▶ INSTRUCTIONS TO FOLLOW: Please return every line in the entries below with the word "annotation" in it.

##### DATA EXTRACTS

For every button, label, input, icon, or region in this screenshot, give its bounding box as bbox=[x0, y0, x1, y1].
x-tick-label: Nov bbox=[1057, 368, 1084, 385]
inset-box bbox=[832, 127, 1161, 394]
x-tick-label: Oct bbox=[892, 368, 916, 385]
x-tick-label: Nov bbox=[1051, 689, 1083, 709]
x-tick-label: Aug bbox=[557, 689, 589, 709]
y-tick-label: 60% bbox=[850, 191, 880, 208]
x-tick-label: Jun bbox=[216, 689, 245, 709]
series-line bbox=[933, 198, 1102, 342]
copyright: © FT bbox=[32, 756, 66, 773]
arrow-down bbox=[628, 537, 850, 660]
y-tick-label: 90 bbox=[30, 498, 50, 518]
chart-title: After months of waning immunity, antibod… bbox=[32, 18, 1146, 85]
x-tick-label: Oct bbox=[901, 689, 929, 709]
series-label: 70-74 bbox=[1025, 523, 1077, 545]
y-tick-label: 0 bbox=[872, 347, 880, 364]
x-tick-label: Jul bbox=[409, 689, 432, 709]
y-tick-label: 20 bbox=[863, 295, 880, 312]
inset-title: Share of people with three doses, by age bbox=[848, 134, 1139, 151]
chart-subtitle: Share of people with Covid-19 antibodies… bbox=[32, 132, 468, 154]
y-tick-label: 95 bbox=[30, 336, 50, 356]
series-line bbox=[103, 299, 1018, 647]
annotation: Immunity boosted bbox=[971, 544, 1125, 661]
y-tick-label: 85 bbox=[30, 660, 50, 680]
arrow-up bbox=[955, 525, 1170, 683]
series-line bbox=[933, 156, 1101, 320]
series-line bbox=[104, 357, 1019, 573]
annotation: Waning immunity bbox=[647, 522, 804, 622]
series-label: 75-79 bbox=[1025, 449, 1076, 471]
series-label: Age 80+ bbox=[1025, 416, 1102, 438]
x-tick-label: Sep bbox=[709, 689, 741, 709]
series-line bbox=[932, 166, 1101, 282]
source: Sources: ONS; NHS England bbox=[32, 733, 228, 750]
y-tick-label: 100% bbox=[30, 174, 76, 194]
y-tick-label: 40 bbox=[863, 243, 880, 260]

##########

▶ RESPONSE BELOW:
annotation: Immunity boosted bbox=[971, 544, 1125, 661]
annotation: Waning immunity bbox=[647, 522, 804, 622]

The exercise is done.